What to work on:
Your task is to locate every line holding the string "изменения" and to copy each of them.

Supplied entries:
* start *

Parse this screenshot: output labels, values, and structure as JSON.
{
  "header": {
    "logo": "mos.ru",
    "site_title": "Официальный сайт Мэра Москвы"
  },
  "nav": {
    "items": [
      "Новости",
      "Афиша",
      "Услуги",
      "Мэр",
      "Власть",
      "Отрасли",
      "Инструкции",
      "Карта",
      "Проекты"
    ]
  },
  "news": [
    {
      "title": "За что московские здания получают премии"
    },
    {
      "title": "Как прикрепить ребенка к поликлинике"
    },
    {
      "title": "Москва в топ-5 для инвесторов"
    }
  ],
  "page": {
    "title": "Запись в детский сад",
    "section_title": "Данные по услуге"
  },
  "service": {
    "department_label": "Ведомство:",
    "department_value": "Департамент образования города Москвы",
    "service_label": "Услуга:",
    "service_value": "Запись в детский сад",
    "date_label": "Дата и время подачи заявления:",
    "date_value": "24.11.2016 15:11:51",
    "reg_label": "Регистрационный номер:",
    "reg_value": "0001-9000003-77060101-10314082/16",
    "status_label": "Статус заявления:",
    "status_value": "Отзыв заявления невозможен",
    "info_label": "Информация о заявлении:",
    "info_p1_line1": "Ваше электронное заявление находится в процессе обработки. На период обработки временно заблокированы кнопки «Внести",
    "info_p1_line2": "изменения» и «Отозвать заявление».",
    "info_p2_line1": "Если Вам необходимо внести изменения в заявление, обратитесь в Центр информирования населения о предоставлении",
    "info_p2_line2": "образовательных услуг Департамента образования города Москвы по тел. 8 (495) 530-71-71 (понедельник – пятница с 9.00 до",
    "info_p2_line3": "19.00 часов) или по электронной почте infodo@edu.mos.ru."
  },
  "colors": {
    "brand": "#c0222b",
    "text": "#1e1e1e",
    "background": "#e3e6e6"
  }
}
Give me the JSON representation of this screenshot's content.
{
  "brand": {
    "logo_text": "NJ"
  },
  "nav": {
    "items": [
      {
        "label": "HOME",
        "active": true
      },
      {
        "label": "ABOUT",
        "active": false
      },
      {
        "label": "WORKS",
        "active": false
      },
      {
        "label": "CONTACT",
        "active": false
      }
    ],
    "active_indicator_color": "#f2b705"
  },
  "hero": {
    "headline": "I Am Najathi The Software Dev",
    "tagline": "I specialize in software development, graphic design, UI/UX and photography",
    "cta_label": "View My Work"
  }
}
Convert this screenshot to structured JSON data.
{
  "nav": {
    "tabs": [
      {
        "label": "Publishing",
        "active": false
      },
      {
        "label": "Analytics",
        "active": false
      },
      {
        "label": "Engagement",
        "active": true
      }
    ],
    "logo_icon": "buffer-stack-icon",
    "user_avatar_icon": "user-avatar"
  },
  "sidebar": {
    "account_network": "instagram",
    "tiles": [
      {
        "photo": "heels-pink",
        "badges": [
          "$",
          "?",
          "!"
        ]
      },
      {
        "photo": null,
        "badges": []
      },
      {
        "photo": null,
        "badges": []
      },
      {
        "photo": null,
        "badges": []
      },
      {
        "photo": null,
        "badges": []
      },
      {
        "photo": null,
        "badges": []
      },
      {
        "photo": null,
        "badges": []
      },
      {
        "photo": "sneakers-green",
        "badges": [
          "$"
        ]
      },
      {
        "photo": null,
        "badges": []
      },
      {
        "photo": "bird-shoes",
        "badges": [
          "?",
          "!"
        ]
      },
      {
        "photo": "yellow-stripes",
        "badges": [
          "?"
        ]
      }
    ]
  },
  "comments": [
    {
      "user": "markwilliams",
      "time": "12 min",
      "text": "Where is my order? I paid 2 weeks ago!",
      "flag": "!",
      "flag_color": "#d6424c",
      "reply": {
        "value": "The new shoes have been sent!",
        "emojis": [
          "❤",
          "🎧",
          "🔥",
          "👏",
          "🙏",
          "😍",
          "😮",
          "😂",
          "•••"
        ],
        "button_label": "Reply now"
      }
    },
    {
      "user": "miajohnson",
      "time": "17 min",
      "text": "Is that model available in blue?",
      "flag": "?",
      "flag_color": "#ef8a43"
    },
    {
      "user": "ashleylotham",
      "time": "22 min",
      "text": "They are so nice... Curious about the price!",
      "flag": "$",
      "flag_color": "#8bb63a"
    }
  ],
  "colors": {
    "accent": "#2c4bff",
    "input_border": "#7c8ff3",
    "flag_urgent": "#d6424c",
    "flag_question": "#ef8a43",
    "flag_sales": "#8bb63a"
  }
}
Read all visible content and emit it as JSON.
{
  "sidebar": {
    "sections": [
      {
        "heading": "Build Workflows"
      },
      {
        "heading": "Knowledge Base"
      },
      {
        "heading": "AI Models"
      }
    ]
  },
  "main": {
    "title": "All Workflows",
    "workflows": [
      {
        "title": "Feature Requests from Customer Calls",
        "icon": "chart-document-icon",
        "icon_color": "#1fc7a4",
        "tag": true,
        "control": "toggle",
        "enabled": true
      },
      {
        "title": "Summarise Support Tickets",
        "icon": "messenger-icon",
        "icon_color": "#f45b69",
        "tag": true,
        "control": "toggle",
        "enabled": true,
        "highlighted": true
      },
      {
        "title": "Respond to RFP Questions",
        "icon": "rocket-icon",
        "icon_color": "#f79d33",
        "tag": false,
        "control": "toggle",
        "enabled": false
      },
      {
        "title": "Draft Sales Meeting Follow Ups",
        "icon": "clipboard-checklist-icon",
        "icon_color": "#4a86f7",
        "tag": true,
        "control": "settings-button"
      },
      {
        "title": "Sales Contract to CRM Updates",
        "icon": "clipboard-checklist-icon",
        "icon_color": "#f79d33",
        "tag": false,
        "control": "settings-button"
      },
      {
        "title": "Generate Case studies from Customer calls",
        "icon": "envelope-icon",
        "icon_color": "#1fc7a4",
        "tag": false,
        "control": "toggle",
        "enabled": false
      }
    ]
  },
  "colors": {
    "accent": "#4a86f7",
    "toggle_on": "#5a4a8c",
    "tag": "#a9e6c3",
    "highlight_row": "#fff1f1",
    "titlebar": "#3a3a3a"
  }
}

* end *

Final result:
    "info_p1_line2": "изменения» и «Отозвать заявление».",
    "info_p2_line1": "Если Вам необходимо внести изменения в заявление, обратитесь в Центр информирования населения о предоставлении",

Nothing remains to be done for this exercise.